--- Start Given entries ---
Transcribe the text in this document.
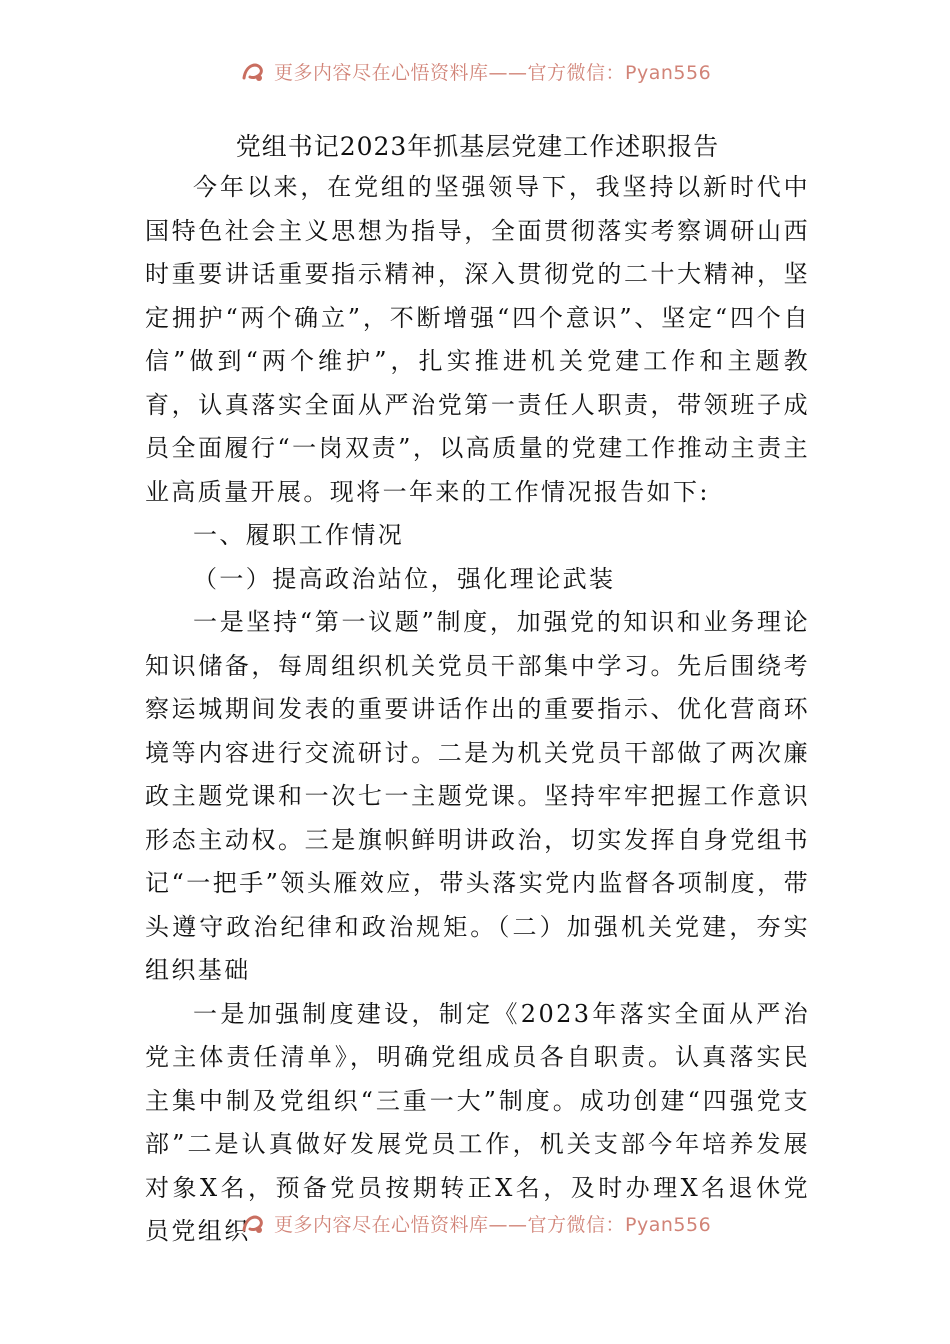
更多内容尽在心悟资料库——官方微信：Pyan556
党组书记2023年抓基层党建工作述职报告

今年以来，在党组的坚强领导下，我坚持以新时代中国特色社会主义思想为指导，全面贯彻落实考察调研山西时重要讲话重要指示精神，深入贯彻党的二十大精神，坚定拥护“两个确立”，不断增强“四个意识”、坚定“四个自信”做到“两个维护”，扎实推进机关党建工作和主题教育，认真落实全面从严治党第一责任人职责，带领班子成员全面履行“一岗双责”，以高质量的党建工作推动主责主业高质量开展。现将一年来的工作情况报告如下:

一、履职工作情况

（一）提高政治站位，强化理论武装

一是坚持“第一议题”制度，加强党的知识和业务理论知识储备，每周组织机关党员干部集中学习。先后围绕考察运城期间发表的重要讲话作出的重要指示、优化营商环境等内容进行交流研讨。二是为机关党员干部做了两次廉政主题党课和一次七一主题党课。坚持牢牢把握工作意识形态主动权。三是旗帜鲜明讲政治，切实发挥自身党组书记“一把手”领头雁效应，带头落实党内监督各项制度，带头遵守政治纪律和政治规矩。（二）加强机关党建，夯实组织基础

一是加强制度建设，制定《2023年落实全面从严治党主体责任清单》，明确党组成员各自职责。认真落实民主集中制及党组织“三重一大”制度。成功创建“四强党支部”二是认真做好发展党员工作，机关支部今年培养发展对象X名，预备党员按期转正X名，及时办理X名退休党员党组织	更多内容尽在心悟资料库——官方微信：Pyan556
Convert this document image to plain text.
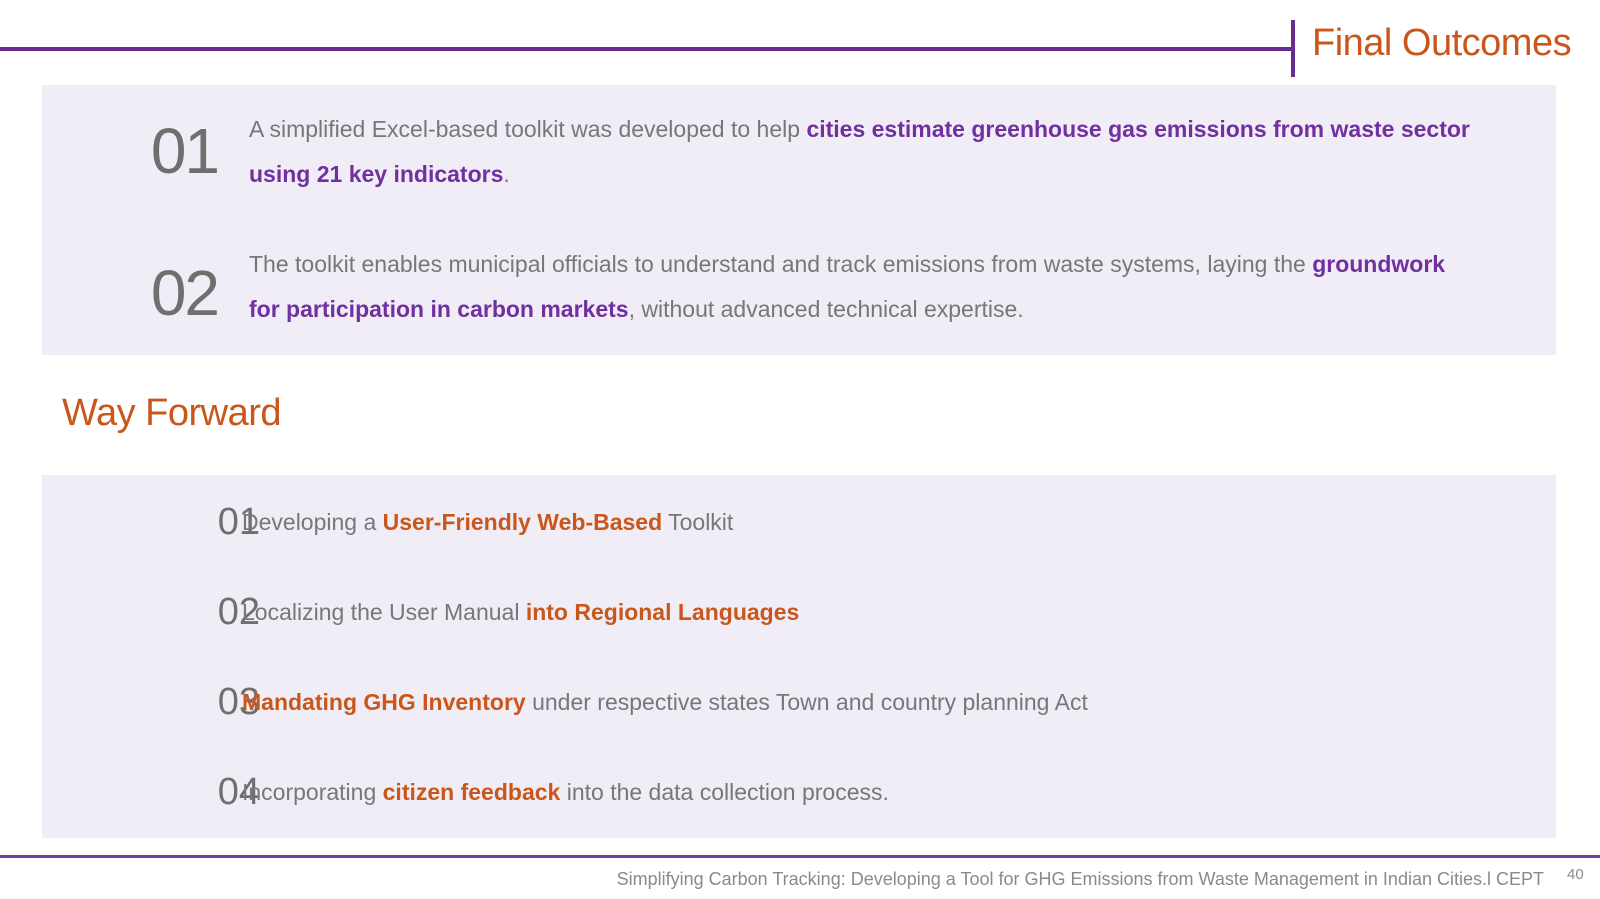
Final Outcomes
01 A simplified Excel-based toolkit was developed to help cities estimate greenhouse gas emissions from waste sector using 21 key indicators.
02 The toolkit enables municipal officials to understand and track emissions from waste systems, laying the groundwork for participation in carbon markets, without advanced technical expertise.
Way Forward
01
Developing a User-Friendly Web-Based Toolkit
02
Localizing the User Manual into Regional Languages
03
Mandating GHG Inventory under respective states Town and country planning Act
04
Incorporating citizen feedback into the data collection process.
Simplifying Carbon Tracking: Developing a Tool for GHG Emissions from Waste Management in Indian Cities.l CEPT 40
--- End Given entries ---
### [Aim of the exercise]
Locate the lines above that contain "官方微信" and copy them.

### [Solution]
更多内容尽在心悟资料库——官方微信：Pyan556
一是加强制度建设，制定《2023年落实全面从严治党主体责任清单》，明确党组成员各自职责。认真落实民主集中制及党组织“三重一大”制度。成功创建“四强党支部”二是认真做好发展党员工作，机关支部今年培养发展对象X名，预备党员按期转正X名，及时办理X名退休党员党组织	更多内容尽在心悟资料库——官方微信：Pyan556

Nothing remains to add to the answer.